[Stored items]
** begin **

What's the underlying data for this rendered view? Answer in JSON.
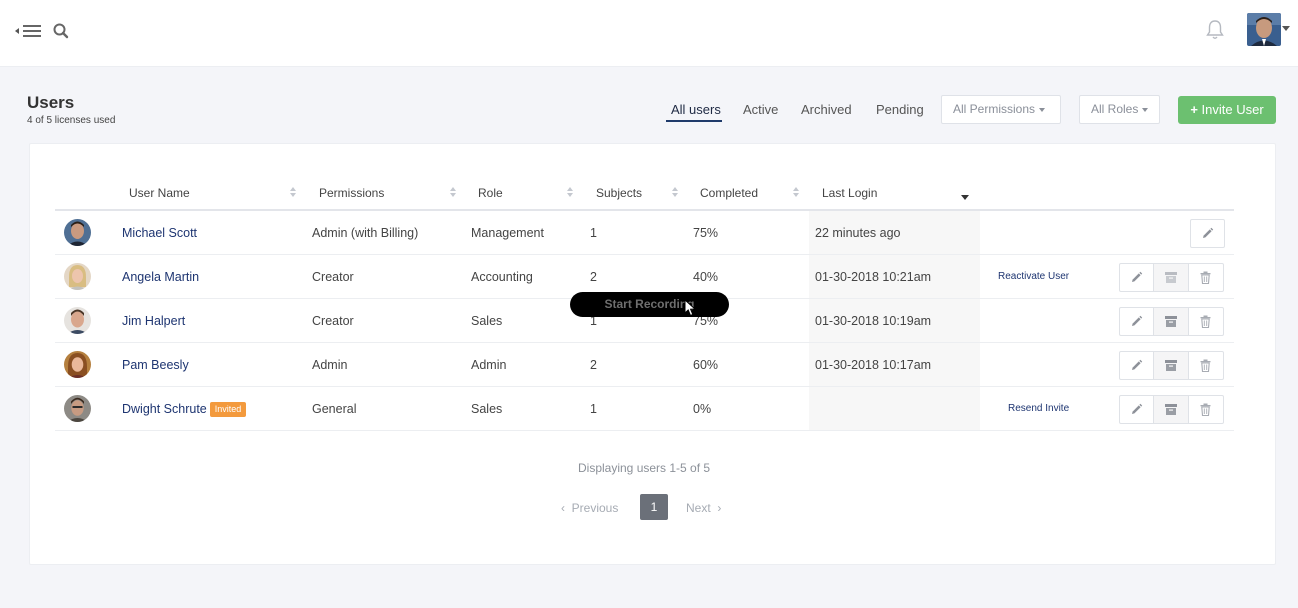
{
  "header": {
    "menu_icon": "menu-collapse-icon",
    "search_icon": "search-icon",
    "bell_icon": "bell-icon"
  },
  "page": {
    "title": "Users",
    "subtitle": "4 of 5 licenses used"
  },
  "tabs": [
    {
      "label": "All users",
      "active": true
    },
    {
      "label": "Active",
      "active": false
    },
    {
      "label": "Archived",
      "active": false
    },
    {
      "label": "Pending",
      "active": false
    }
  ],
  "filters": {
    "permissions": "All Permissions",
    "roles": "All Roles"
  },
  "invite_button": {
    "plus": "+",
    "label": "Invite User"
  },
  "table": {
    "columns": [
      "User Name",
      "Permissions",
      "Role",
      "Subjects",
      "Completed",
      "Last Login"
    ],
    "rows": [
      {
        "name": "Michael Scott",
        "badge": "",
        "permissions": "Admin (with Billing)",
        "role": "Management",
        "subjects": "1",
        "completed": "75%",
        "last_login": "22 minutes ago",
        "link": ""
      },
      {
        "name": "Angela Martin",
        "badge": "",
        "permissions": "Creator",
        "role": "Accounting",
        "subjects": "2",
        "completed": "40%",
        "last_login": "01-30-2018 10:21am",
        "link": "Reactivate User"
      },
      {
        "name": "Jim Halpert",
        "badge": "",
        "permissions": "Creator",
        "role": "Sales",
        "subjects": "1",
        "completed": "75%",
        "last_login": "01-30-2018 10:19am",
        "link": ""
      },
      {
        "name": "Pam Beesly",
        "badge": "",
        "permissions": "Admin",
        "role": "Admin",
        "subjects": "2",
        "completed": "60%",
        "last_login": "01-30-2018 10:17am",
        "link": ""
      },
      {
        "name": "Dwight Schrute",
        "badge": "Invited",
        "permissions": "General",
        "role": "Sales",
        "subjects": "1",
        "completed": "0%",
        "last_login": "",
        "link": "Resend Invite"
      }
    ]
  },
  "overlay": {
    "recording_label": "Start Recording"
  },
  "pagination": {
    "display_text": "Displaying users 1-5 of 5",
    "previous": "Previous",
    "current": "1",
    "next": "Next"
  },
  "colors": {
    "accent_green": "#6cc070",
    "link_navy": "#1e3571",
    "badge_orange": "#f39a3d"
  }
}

** end **

> [Task directions] Each line above is to be copied verbatim. Drop any image from the copy.

> [Correct response]
What's the underlying data for this rendered view? Answer in JSON.
{
  "header": {
    "menu_icon": "menu-collapse-icon",
    "search_icon": "search-icon",
    "bell_icon": "bell-icon"
  },
  "page": {
    "title": "Users",
    "subtitle": "4 of 5 licenses used"
  },
  "tabs": [
    {
      "label": "All users",
      "active": true
    },
    {
      "label": "Active",
      "active": false
    },
    {
      "label": "Archived",
      "active": false
    },
    {
      "label": "Pending",
      "active": false
    }
  ],
  "filters": {
    "permissions": "All Permissions",
    "roles": "All Roles"
  },
  "invite_button": {
    "plus": "+",
    "label": "Invite User"
  },
  "table": {
    "columns": [
      "User Name",
      "Permissions",
      "Role",
      "Subjects",
      "Completed",
      "Last Login"
    ],
    "rows": [
      {
        "name": "Michael Scott",
        "badge": "",
        "permissions": "Admin (with Billing)",
        "role": "Management",
        "subjects": "1",
        "completed": "75%",
        "last_login": "22 minutes ago",
        "link": ""
      },
      {
        "name": "Angela Martin",
        "badge": "",
        "permissions": "Creator",
        "role": "Accounting",
        "subjects": "2",
        "completed": "40%",
        "last_login": "01-30-2018 10:21am",
        "link": "Reactivate User"
      },
      {
        "name": "Jim Halpert",
        "badge": "",
        "permissions": "Creator",
        "role": "Sales",
        "subjects": "1",
        "completed": "75%",
        "last_login": "01-30-2018 10:19am",
        "link": ""
      },
      {
        "name": "Pam Beesly",
        "badge": "",
        "permissions": "Admin",
        "role": "Admin",
        "subjects": "2",
        "completed": "60%",
        "last_login": "01-30-2018 10:17am",
        "link": ""
      },
      {
        "name": "Dwight Schrute",
        "badge": "Invited",
        "permissions": "General",
        "role": "Sales",
        "subjects": "1",
        "completed": "0%",
        "last_login": "",
        "link": "Resend Invite"
      }
    ]
  },
  "overlay": {
    "recording_label": "Start Recording"
  },
  "pagination": {
    "display_text": "Displaying users 1-5 of 5",
    "previous": "Previous",
    "current": "1",
    "next": "Next"
  },
  "colors": {
    "accent_green": "#6cc070",
    "link_navy": "#1e3571",
    "badge_orange": "#f39a3d"
  }
}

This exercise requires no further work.